Records from a data source

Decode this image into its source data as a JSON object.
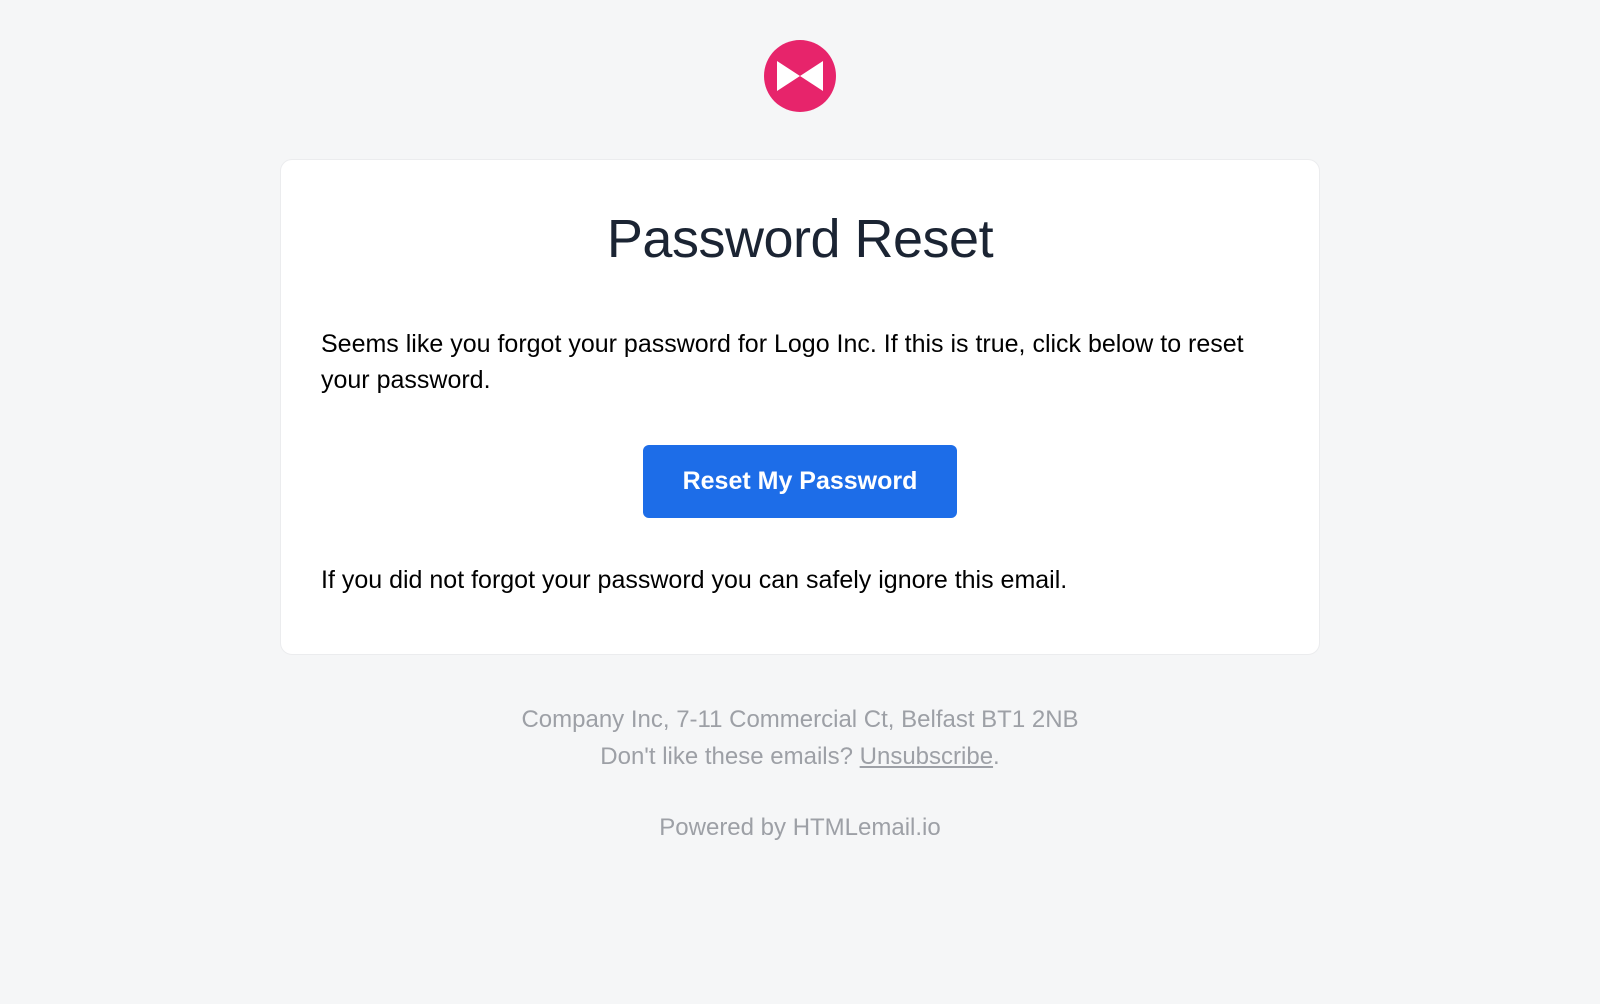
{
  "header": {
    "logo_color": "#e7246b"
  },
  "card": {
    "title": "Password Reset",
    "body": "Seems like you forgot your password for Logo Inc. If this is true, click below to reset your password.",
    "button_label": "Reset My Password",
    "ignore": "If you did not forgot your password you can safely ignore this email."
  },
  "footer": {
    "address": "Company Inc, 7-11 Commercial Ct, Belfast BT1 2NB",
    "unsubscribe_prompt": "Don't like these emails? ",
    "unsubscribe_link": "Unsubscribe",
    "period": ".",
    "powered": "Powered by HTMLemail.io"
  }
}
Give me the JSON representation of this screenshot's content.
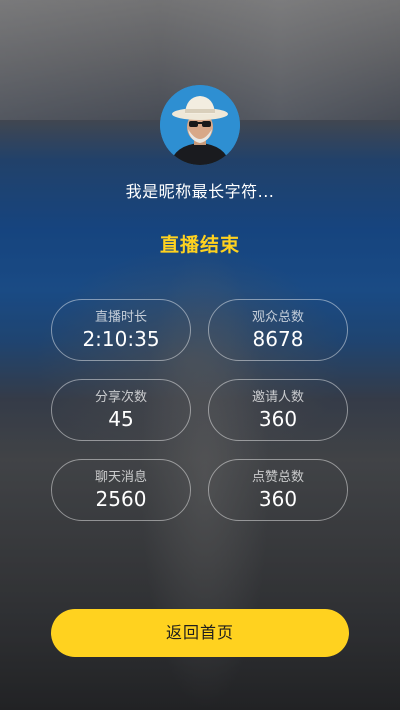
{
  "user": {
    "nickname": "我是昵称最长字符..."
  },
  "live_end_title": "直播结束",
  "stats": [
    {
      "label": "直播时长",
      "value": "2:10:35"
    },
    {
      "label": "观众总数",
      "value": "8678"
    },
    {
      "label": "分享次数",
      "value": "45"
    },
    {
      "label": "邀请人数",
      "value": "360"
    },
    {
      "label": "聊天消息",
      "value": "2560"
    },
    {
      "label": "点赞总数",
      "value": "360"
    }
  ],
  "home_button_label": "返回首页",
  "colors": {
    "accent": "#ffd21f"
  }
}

Stated goal | Show every line of the listing in which the string "your" can be found.

Completed task |
    "body": "Seems like you forgot your password for Logo Inc. If this is true, click below to reset your password.",
    "ignore": "If you did not forgot your password you can safely ignore this email."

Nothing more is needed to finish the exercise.